# DATA PROVIDED
══════════════════════════════
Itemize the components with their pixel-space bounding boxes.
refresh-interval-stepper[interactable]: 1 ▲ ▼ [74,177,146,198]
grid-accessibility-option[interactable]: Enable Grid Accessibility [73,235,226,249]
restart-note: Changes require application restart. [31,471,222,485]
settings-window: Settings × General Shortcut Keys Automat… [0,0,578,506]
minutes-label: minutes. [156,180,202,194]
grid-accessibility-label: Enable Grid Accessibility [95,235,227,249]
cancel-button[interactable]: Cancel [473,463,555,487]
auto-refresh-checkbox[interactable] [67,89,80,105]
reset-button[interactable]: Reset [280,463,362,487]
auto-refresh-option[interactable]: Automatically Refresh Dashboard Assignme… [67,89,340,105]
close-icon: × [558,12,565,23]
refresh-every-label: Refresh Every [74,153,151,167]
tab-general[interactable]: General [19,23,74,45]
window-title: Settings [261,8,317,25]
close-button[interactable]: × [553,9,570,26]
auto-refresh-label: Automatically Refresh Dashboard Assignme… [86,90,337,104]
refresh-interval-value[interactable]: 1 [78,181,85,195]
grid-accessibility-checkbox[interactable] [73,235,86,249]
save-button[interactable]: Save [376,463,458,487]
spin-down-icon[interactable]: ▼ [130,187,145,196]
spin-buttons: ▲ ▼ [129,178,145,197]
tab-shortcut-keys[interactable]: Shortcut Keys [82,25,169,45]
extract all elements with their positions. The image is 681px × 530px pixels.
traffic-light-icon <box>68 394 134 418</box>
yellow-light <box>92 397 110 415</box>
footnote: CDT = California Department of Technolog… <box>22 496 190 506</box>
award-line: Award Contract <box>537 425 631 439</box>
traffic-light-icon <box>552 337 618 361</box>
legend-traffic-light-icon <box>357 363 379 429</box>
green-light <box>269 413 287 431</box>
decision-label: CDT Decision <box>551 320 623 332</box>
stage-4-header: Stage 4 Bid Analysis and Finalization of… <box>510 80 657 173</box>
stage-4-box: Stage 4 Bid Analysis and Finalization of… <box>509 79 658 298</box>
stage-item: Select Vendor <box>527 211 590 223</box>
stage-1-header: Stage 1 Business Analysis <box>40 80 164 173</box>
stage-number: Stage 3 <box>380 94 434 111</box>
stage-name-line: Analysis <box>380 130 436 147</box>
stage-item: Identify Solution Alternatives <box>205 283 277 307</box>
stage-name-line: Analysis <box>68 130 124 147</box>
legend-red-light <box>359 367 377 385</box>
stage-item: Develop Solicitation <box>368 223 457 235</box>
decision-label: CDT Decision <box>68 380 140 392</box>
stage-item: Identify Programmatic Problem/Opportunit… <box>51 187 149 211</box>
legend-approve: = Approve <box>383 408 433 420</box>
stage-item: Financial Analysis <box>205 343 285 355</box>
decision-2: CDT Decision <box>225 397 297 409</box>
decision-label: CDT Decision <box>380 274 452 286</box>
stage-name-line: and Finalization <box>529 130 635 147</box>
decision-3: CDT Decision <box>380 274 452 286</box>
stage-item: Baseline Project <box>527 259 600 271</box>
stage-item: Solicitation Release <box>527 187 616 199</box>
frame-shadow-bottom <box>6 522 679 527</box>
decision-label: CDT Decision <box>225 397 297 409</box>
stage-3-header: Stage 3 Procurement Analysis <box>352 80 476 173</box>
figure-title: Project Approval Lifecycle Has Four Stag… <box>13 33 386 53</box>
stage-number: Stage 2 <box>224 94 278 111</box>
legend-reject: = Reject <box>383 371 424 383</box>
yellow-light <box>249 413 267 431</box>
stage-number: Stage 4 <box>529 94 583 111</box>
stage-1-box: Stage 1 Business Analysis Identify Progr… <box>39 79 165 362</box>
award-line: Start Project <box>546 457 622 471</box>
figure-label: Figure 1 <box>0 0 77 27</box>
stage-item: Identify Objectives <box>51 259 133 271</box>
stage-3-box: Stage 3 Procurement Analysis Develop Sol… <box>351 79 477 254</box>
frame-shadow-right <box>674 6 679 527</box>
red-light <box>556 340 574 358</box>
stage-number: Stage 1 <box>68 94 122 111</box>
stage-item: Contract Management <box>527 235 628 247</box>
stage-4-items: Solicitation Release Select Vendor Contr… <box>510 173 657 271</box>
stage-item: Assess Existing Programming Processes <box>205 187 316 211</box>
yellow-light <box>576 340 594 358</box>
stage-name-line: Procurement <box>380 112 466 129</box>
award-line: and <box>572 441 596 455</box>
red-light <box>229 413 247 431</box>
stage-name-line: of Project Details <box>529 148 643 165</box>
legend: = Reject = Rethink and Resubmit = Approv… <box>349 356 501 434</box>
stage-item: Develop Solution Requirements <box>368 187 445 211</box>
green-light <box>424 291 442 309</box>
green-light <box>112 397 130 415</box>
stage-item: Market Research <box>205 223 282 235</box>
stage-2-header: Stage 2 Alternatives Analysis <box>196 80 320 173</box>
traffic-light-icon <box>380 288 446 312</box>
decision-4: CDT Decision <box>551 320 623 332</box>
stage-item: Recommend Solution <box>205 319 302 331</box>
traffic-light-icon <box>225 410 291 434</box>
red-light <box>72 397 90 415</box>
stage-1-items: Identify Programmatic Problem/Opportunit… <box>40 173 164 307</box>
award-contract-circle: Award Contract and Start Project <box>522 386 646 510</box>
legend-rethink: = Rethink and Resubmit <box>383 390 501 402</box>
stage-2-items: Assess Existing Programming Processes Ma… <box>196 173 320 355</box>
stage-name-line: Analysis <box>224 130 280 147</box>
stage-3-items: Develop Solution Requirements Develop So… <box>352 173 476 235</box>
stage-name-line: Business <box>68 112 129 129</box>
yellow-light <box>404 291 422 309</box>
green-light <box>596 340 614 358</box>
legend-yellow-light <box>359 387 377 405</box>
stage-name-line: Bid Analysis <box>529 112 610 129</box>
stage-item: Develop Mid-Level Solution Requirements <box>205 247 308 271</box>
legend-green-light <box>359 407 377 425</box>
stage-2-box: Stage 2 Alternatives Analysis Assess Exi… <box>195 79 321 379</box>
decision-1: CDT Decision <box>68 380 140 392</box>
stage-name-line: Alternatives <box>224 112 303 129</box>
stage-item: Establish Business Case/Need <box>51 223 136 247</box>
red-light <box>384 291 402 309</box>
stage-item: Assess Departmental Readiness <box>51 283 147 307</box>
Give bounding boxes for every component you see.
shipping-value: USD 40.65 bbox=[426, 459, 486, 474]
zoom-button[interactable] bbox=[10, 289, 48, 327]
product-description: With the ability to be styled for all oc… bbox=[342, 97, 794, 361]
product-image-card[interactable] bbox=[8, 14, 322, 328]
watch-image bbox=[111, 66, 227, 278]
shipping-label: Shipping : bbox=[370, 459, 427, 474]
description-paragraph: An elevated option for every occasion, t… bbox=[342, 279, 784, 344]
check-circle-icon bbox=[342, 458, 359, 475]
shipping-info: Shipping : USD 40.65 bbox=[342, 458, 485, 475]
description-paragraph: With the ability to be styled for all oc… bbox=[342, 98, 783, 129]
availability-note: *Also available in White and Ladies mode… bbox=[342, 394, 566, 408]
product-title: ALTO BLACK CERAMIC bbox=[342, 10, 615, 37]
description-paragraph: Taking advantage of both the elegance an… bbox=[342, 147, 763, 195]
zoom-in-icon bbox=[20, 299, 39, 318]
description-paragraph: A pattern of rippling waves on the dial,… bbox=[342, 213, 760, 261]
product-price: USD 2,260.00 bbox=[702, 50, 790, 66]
══════════════════════════════
# TASK DETAILS
Put every line of the listing above into a JSON list of strings, one string per line, and leave out any blank lines.

# WRITTEN RESPONSE
[
  "Itemize the components with their pixel-space bounding boxes.",
  "refresh-interval-stepper[interactable]: 1 ▲ ▼ [74,177,146,198]",
  "grid-accessibility-option[interactable]: Enable Grid Accessibility [73,235,226,249]",
  "restart-note: Changes require application restart. [31,471,222,485]",
  "settings-window: Settings × General Shortcut Keys Automat… [0,0,578,506]",
  "minutes-label: minutes. [156,180,202,194]",
  "grid-accessibility-label: Enable Grid Accessibility [95,235,227,249]",
  "cancel-button[interactable]: Cancel [473,463,555,487]",
  "auto-refresh-checkbox[interactable] [67,89,80,105]",
  "reset-button[interactable]: Reset [280,463,362,487]",
  "auto-refresh-option[interactable]: Automatically Refresh Dashboard Assignme… [67,89,340,105]",
  "close-icon: × [558,12,565,23]",
  "refresh-every-label: Refresh Every [74,153,151,167]",
  "tab-general[interactable]: General [19,23,74,45]",
  "window-title: Settings [261,8,317,25]",
  "close-button[interactable]: × [553,9,570,26]",
  "auto-refresh-label: Automatically Refresh Dashboard Assignme… [86,90,337,104]",
  "refresh-interval-value[interactable]: 1 [78,181,85,195]",
  "grid-accessibility-checkbox[interactable] [73,235,86,249]",
  "save-button[interactable]: Save [376,463,458,487]",
  "spin-down-icon[interactable]: ▼ [130,187,145,196]",
  "spin-buttons: ▲ ▼ [129,178,145,197]",
  "tab-shortcut-keys[interactable]: Shortcut Keys [82,25,169,45]",
  "extract all elements with their positions. The image is 681px × 530px pixels.",
  "traffic-light-icon <box>68 394 134 418</box>",
  "yellow-light <box>92 397 110 415</box>",
  "footnote: CDT = California Department of Technolog… <box>22 496 190 506</box>",
  "award-line: Award Contract <box>537 425 631 439</box>",
  "traffic-light-icon <box>552 337 618 361</box>",
  "legend-traffic-light-icon <box>357 363 379 429</box>",
  "green-light <box>269 413 287 431</box>",
  "decision-label: CDT Decision <box>551 320 623 332</box>",
  "stage-4-header: Stage 4 Bid Analysis and Finalization of… <box>510 80 657 173</box>",
  "stage-4-box: Stage 4 Bid Analysis and Finalization of… <box>509 79 658 298</box>",
  "stage-item: Select Vendor <box>527 211 590 223</box>",
  "stage-1-header: Stage 1 Business Analysis <box>40 80 164 173</box>",
  "stage-number: Stage 3 <box>380 94 434 111</box>",
  "stage-name-line: Analysis <box>380 130 436 147</box>",
  "stage-item: Identify Solution Alternatives <box>205 283 277 307</box>",
  "stage-name-line: Analysis <box>68 130 124 147</box>",
  "legend-red-light <box>359 367 377 385</box>",
  "stage-item: Develop Solicitation <box>368 223 457 235</box>",
  "decision-label: CDT Decision <box>68 380 140 392</box>",
  "stage-item: Identify Programmatic Problem/Opportunit… <box>51 187 149 211</box>",
  "legend-approve: = Approve <box>383 408 433 420</box>",
  "stage-item: Financial Analysis <box>205 343 285 355</box>",
  "decision-2: CDT Decision <box>225 397 297 409</box>",
  "decision-label: CDT Decision <box>380 274 452 286</box>",
  "stage-name-line: and Finalization <box>529 130 635 147</box>",
  "decision-3: CDT Decision <box>380 274 452 286</box>",
  "stage-item: Baseline Project <box>527 259 600 271</box>",
  "stage-item: Solicitation Release <box>527 187 616 199</box>",
  "frame-shadow-bottom <box>6 522 679 527</box>",
  "decision-label: CDT Decision <box>225 397 297 409</box>",
  "stage-3-header: Stage 3 Procurement Analysis <box>352 80 476 173</box>",
  "figure-title: Project Approval Lifecycle Has Four Stag… <box>13 33 386 53</box>",
  "stage-number: Stage 2 <box>224 94 278 111</box>",
  "legend-reject: = Reject <box>383 371 424 383</box>",
  "yellow-light <box>249 413 267 431</box>",
  "stage-number: Stage 4 <box>529 94 583 111</box>",
  "stage-1-box: Stage 1 Business Analysis Identify Progr… <box>39 79 165 362</box>",
  "award-line: Start Project <box>546 457 622 471</box>",
  "figure-label: Figure 1 <box>0 0 77 27</box>",
  "stage-item: Identify Objectives <box>51 259 133 271</box>",
  "stage-3-box: Stage 3 Procurement Analysis Develop Sol… <box>351 79 477 254</box>",
  "frame-shadow-right <box>674 6 679 527</box>",
  "red-light <box>556 340 574 358</box>",
  "stage-number: Stage 1 <box>68 94 122 111</box>",
  "stage-item: Contract Management <box>527 235 628 247</box>",
  "stage-4-items: Solicitation Release Select Vendor Contr… <box>510 173 657 271</box>",
  "stage-item: Assess Existing Programming Processes <box>205 187 316 211</box>",
  "yellow-light <box>576 340 594 358</box>",
  "stage-name-line: Procurement <box>380 112 466 129</box>",
  "award-line: and <box>572 441 596 455</box>",
  "red-light <box>229 413 247 431</box>",
  "stage-name-line: of Project Details <box>529 148 643 165</box>",
  "legend: = Reject = Rethink and Resubmit = Approv… <box>349 356 501 434</box>",
  "stage-item: Develop Solution Requirements <box>368 187 445 211</box>",
  "green-light <box>424 291 442 309</box>",
  "green-light <box>112 397 130 415</box>",
  "stage-item: Market Research <box>205 223 282 235</box>",
  "stage-2-header: Stage 2 Alternatives Analysis <box>196 80 320 173</box>",
  "traffic-light-icon <box>380 288 446 312</box>",
  "decision-4: CDT Decision <box>551 320 623 332</box>",
  "stage-item: Recommend Solution <box>205 319 302 331</box>",
  "traffic-light-icon <box>225 410 291 434</box>",
  "red-light <box>72 397 90 415</box>",
  "stage-1-items: Identify Programmatic Problem/Opportunit… <box>40 173 164 307</box>",
  "award-contract-circle: Award Contract and Start Project <box>522 386 646 510</box>",
  "legend-rethink: = Rethink and Resubmit <box>383 390 501 402</box>",
  "stage-2-items: Assess Existing Programming Processes Ma… <box>196 173 320 355</box>",
  "stage-name-line: Analysis <box>224 130 280 147</box>",
  "stage-3-items: Develop Solution Requirements Develop So… <box>352 173 476 235</box>",
  "stage-name-line: Business <box>68 112 129 129</box>",
  "yellow-light <box>404 291 422 309</box>",
  "green-light <box>596 340 614 358</box>",
  "legend-yellow-light <box>359 387 377 405</box>",
  "stage-name-line: Bid Analysis <box>529 112 610 129</box>",
  "stage-item: Develop Mid-Level Solution Requirements <box>205 247 308 271</box>",
  "legend-green-light <box>359 407 377 425</box>",
  "stage-2-box: Stage 2 Alternatives Analysis Assess Exi… <box>195 79 321 379</box>",
  "decision-1: CDT Decision <box>68 380 140 392</box>",
  "stage-name-line: Alternatives <box>224 112 303 129</box>",
  "stage-item: Establish Business Case/Need <box>51 223 136 247</box>",
  "red-light <box>384 291 402 309</box>",
  "stage-item: Assess Departmental Readiness <box>51 283 147 307</box>",
  "Give bounding boxes for every component you see.",
  "shipping-value: USD 40.65 bbox=[426, 459, 486, 474]",
  "zoom-button[interactable] bbox=[10, 289, 48, 327]",
  "product-description: With the ability to be styled for all oc… bbox=[342, 97, 794, 361]",
  "product-image-card[interactable] bbox=[8, 14, 322, 328]",
  "watch-image bbox=[111, 66, 227, 278]",
  "shipping-label: Shipping : bbox=[370, 459, 427, 474]",
  "description-paragraph: An elevated option for every occasion, t… bbox=[342, 279, 784, 344]",
  "check-circle-icon bbox=[342, 458, 359, 475]",
  "shipping-info: Shipping : USD 40.65 bbox=[342, 458, 485, 475]",
  "description-paragraph: With the ability to be styled for all oc… bbox=[342, 98, 783, 129]",
  "availability-note: *Also available in White and Ladies mode… bbox=[342, 394, 566, 408]",
  "product-title: ALTO BLACK CERAMIC bbox=[342, 10, 615, 37]",
  "description-paragraph: Taking advantage of both the elegance an… bbox=[342, 147, 763, 195]",
  "zoom-in-icon bbox=[20, 299, 39, 318]",
  "description-paragraph: A pattern of rippling waves on the dial,… bbox=[342, 213, 760, 261]",
  "product-price: USD 2,260.00 bbox=[702, 50, 790, 66]"
]